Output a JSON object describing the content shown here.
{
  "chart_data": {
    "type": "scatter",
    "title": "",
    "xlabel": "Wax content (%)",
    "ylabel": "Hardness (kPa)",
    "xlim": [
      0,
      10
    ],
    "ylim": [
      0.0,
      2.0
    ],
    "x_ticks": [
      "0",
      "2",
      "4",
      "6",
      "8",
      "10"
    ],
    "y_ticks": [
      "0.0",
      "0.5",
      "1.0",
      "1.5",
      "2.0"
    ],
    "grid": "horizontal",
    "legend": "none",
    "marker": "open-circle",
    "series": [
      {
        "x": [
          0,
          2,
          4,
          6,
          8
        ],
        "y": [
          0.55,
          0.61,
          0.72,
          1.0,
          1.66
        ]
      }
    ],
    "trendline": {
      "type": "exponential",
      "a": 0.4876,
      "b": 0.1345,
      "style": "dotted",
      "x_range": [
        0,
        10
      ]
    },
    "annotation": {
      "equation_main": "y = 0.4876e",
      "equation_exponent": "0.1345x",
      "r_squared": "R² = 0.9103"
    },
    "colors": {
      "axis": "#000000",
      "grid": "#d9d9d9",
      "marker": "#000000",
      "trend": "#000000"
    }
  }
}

What is expected - Set every line of the listing down word for word.

Response for this exercise -
Output a JSON object describing the content shown here.
{
  "chart_data": {
    "type": "scatter",
    "title": "",
    "xlabel": "Wax content (%)",
    "ylabel": "Hardness (kPa)",
    "xlim": [
      0,
      10
    ],
    "ylim": [
      0.0,
      2.0
    ],
    "x_ticks": [
      "0",
      "2",
      "4",
      "6",
      "8",
      "10"
    ],
    "y_ticks": [
      "0.0",
      "0.5",
      "1.0",
      "1.5",
      "2.0"
    ],
    "grid": "horizontal",
    "legend": "none",
    "marker": "open-circle",
    "series": [
      {
        "x": [
          0,
          2,
          4,
          6,
          8
        ],
        "y": [
          0.55,
          0.61,
          0.72,
          1.0,
          1.66
        ]
      }
    ],
    "trendline": {
      "type": "exponential",
      "a": 0.4876,
      "b": 0.1345,
      "style": "dotted",
      "x_range": [
        0,
        10
      ]
    },
    "annotation": {
      "equation_main": "y = 0.4876e",
      "equation_exponent": "0.1345x",
      "r_squared": "R² = 0.9103"
    },
    "colors": {
      "axis": "#000000",
      "grid": "#d9d9d9",
      "marker": "#000000",
      "trend": "#000000"
    }
  }
}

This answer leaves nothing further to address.